• TASK STATEMENT
For the material that follows, list every line containing the word "tient".

• RAW RECORDS
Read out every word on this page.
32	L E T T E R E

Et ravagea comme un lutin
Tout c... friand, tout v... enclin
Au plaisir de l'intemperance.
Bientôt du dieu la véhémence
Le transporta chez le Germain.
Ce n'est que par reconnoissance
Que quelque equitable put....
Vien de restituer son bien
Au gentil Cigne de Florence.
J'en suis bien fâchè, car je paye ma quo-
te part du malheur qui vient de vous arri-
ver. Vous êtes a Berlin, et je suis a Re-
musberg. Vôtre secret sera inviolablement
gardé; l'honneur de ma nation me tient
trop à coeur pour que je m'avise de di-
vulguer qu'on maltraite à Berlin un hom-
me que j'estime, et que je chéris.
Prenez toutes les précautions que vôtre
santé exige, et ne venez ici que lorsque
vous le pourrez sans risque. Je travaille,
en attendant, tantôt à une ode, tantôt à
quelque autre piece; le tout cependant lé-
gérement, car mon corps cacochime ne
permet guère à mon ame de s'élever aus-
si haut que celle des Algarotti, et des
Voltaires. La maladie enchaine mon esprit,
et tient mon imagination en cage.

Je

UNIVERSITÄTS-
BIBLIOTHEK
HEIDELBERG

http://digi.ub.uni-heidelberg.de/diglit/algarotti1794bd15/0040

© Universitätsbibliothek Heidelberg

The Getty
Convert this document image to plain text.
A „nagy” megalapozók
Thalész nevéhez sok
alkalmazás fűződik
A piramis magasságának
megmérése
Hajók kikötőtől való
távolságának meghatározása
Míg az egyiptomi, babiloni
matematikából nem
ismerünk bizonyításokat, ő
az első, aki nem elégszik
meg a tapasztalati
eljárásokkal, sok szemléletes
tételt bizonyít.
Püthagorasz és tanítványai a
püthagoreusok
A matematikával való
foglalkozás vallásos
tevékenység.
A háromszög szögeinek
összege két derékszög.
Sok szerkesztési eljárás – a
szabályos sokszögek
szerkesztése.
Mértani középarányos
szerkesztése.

• ANSWER FOR THE TASK
gardé; l'honneur de ma nation me tient
et tient mon imagination en cage.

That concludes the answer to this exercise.